### Provided records
------------------------------------------------------------------------

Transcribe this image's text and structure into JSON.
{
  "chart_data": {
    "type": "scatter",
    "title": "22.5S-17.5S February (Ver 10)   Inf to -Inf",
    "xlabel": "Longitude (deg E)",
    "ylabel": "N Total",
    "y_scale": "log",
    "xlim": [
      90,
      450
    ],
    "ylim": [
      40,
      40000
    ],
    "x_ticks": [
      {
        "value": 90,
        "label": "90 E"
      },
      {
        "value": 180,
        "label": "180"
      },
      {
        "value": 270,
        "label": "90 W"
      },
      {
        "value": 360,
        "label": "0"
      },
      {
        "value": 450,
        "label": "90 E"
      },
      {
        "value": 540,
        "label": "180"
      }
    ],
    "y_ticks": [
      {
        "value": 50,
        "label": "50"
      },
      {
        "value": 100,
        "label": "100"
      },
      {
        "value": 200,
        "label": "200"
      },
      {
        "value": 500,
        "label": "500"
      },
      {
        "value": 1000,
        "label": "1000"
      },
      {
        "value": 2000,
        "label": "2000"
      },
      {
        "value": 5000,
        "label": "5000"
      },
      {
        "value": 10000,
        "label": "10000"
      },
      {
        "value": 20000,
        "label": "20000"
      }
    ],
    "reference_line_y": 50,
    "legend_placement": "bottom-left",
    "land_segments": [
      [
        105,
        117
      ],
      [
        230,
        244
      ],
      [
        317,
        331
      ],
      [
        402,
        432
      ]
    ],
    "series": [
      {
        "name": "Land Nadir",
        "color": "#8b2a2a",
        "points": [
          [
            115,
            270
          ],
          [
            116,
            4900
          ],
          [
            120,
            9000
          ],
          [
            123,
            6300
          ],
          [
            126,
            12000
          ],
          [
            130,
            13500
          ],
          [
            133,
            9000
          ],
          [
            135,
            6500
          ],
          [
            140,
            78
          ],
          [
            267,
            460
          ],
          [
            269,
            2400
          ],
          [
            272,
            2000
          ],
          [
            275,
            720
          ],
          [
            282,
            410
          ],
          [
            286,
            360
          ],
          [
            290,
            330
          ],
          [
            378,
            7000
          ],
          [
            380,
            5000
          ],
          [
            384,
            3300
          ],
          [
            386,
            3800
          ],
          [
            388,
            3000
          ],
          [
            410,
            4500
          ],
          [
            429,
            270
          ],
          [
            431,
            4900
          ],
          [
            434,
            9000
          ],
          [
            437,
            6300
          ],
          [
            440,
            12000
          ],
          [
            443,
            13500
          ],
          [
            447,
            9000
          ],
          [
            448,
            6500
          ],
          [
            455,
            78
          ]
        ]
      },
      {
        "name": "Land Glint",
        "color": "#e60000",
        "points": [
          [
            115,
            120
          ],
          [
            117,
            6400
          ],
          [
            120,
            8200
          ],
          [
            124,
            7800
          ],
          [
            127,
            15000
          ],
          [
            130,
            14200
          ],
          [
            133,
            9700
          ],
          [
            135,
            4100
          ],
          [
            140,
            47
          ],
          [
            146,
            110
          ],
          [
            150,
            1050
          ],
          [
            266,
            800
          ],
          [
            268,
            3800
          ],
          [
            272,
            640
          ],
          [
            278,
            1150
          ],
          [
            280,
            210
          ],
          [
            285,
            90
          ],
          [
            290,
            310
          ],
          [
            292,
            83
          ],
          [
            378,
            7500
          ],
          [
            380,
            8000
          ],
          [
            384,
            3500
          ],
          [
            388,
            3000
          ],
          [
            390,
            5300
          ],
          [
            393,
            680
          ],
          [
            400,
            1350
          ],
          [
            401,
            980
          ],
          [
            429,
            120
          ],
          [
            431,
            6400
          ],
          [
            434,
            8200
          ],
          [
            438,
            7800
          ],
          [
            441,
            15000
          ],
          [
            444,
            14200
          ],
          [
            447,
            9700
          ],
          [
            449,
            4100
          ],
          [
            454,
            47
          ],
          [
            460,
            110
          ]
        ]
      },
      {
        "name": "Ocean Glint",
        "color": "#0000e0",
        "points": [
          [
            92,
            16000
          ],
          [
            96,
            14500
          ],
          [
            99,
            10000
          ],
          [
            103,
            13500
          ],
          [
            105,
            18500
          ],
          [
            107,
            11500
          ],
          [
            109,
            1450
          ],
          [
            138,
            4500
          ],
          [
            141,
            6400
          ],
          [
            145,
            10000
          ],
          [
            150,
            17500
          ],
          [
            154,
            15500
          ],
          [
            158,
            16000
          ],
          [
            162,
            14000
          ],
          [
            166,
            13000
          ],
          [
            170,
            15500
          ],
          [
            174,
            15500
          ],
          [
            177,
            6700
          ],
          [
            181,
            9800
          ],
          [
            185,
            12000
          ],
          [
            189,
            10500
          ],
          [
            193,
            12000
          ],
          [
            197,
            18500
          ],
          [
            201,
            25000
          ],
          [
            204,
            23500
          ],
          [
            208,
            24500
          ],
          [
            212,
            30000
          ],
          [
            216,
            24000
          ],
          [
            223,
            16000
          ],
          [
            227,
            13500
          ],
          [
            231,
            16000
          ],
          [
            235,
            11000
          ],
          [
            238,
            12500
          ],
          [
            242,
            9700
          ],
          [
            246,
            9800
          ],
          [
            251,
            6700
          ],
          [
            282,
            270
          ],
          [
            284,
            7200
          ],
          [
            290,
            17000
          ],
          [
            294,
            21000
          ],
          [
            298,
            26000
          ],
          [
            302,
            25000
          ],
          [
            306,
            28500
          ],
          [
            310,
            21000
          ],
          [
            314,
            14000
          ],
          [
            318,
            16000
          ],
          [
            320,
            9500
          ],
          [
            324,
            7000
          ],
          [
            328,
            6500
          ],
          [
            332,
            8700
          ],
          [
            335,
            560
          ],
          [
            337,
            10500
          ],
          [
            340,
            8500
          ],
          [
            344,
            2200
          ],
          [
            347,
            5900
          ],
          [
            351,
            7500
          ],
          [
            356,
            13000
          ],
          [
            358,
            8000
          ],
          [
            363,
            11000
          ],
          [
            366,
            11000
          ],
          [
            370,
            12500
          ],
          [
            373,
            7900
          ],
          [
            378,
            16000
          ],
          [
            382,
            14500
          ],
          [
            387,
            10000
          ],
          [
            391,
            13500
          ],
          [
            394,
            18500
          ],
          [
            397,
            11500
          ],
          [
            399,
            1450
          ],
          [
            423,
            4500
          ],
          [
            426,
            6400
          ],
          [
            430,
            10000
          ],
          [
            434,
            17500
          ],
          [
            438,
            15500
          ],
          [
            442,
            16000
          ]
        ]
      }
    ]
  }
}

------------------------------------------------------------------------

### Given problem
Where a line in the entries holds "name", copy that line.

### Answer to this task
        "name": "Land Nadir",
        "name": "Land Glint",
        "name": "Ocean Glint",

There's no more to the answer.